TASK OBJECTIVE
Extract every line of the material that holds the string "Abecassis".

Extracted records:
-- Begin --
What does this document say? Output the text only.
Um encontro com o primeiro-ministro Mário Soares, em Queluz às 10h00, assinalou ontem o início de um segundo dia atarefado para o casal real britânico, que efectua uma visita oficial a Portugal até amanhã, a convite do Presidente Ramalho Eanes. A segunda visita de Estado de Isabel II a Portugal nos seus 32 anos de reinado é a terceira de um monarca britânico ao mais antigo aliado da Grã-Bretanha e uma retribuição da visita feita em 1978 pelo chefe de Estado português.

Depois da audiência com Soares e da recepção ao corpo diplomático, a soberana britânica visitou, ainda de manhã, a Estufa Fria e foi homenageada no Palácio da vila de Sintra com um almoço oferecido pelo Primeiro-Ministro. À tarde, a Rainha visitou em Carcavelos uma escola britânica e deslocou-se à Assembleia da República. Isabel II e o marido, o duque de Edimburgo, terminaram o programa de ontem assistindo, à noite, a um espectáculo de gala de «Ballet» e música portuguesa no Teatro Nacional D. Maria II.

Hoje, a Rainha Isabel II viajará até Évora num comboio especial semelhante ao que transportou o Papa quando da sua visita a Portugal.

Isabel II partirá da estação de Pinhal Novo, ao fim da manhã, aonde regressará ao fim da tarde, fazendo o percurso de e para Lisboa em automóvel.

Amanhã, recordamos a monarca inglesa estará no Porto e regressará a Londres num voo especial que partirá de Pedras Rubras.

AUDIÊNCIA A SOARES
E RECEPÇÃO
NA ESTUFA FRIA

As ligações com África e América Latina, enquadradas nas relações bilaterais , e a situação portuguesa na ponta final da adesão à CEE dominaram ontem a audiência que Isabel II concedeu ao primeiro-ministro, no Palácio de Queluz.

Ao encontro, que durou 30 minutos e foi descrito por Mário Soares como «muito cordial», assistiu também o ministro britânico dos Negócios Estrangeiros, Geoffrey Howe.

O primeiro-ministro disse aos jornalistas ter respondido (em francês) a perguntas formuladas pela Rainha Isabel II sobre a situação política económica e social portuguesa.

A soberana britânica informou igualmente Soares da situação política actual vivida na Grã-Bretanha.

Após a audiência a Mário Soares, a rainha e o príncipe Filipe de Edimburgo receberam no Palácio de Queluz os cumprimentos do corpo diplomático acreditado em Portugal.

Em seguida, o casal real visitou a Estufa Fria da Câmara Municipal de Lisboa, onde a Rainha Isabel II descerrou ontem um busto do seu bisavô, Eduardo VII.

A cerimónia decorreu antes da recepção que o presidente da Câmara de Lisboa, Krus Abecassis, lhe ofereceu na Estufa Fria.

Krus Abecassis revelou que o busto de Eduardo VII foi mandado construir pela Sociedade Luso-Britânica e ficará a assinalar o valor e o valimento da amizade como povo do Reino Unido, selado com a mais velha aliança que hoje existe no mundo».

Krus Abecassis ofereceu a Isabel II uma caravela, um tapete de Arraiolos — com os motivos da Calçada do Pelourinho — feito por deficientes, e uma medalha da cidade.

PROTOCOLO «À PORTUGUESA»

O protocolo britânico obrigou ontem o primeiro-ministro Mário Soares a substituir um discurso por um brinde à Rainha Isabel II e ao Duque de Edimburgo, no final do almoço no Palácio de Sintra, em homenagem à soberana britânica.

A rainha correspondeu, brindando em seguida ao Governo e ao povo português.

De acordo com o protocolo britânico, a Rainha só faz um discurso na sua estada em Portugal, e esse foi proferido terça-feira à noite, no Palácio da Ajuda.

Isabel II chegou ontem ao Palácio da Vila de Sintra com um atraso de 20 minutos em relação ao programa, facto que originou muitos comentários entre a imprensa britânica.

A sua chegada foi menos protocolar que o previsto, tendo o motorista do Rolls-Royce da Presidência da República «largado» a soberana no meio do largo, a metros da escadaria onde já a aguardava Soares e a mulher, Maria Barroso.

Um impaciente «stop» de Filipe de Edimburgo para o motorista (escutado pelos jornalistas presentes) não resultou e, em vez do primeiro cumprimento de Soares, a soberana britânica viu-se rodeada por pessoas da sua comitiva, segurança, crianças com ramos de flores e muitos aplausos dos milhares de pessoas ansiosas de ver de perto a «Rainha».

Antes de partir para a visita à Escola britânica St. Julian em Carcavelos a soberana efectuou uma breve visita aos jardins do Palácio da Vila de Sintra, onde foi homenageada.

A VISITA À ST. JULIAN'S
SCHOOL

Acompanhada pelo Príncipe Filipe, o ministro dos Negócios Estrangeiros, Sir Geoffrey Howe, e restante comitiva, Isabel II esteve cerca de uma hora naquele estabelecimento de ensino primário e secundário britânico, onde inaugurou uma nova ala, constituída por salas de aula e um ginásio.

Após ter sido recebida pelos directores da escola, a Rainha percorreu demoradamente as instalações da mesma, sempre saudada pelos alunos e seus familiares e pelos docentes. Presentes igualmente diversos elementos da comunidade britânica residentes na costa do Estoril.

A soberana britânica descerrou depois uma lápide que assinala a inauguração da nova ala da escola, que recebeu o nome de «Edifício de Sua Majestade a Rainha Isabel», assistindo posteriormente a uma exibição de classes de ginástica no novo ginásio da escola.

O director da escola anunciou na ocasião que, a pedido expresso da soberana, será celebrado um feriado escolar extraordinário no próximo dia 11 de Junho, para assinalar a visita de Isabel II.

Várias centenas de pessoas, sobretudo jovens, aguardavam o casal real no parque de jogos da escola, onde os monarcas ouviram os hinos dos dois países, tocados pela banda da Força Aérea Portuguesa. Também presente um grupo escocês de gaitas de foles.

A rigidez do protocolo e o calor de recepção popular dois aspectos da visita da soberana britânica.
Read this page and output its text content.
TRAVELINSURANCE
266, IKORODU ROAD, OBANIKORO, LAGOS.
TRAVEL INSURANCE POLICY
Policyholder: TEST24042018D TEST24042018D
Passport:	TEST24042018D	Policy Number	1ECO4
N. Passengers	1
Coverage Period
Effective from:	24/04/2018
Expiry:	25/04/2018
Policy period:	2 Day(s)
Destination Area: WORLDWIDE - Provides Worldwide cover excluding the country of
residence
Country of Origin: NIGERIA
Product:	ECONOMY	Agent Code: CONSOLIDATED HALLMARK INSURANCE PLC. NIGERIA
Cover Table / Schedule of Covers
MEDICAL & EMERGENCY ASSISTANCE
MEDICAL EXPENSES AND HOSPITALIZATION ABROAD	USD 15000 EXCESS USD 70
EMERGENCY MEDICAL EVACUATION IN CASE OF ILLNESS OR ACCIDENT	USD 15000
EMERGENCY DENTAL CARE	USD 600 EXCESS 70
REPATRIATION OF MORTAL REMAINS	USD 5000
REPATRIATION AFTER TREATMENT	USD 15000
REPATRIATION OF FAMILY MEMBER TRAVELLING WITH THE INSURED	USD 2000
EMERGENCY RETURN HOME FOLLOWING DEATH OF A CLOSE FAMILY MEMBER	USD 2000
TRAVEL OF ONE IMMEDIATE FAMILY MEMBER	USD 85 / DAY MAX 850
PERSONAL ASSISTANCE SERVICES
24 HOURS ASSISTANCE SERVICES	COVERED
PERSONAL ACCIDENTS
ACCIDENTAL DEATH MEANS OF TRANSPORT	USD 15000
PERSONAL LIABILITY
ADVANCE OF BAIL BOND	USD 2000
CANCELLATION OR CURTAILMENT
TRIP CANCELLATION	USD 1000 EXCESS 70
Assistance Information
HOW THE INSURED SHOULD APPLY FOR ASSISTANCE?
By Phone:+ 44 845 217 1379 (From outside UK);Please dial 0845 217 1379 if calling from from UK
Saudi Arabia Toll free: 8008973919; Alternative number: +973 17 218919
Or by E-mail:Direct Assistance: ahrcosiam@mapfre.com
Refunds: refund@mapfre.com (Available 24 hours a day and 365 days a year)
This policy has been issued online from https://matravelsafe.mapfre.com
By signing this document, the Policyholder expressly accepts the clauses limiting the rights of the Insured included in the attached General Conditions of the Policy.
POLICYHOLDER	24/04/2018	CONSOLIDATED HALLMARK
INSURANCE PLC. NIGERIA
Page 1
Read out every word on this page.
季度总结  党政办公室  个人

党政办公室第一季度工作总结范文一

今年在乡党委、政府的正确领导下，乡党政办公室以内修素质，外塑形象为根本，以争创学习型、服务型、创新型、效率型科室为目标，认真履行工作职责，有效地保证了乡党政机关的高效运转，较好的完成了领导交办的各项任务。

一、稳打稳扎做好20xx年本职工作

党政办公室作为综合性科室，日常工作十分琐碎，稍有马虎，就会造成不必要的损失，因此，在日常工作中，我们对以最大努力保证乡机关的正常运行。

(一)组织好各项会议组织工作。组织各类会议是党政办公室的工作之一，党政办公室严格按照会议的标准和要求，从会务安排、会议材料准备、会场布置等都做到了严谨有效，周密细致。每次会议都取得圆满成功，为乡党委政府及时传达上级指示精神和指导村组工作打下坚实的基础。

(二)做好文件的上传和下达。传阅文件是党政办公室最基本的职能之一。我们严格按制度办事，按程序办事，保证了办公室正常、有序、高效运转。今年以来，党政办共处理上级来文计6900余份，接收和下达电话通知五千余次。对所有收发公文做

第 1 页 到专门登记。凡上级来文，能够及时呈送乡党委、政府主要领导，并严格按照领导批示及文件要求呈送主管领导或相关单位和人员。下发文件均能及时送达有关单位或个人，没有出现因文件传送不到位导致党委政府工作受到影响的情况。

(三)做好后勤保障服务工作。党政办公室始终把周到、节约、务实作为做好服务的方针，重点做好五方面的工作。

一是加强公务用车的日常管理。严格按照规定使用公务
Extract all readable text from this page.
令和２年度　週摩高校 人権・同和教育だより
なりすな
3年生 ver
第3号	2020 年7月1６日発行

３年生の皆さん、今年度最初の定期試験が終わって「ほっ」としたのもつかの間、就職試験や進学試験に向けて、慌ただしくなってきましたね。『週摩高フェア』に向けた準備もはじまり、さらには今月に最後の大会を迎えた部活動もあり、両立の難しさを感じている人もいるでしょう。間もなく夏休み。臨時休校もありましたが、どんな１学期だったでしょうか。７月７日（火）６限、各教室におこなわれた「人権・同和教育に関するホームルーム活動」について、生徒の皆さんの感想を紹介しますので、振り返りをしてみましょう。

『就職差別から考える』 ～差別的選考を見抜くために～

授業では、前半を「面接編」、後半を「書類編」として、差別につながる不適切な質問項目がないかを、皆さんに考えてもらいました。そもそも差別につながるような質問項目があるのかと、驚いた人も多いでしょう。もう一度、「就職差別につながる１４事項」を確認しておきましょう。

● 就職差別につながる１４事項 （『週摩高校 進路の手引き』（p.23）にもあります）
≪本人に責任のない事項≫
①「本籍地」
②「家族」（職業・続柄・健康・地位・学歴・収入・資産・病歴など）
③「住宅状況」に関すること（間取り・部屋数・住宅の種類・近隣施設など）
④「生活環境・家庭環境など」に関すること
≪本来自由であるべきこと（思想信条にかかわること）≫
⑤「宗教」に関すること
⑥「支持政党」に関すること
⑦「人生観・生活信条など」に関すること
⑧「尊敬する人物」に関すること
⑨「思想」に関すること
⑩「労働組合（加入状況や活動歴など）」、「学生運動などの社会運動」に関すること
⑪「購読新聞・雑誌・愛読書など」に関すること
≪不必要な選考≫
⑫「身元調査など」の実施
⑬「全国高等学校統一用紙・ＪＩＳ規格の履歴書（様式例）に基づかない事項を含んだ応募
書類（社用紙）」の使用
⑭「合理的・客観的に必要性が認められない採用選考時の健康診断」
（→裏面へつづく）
-- End --
TASK RESPONSE
A cerimónia decorreu antes da recepção que o presidente da Câmara de Lisboa, Krus Abecassis, lhe ofereceu na Estufa Fria.
Krus Abecassis revelou que o busto de Eduardo VII foi mandado construir pela Sociedade Luso-Britânica e ficará a assinalar o valor e o valimento da amizade como povo do Reino Unido, selado com a mais velha aliança que hoje existe no mundo».
Krus Abecassis ofereceu a Isabel II uma caravela, um tapete de Arraiolos — com os motivos da Calçada do Pelourinho — feito por deficientes, e uma medalha da cidade.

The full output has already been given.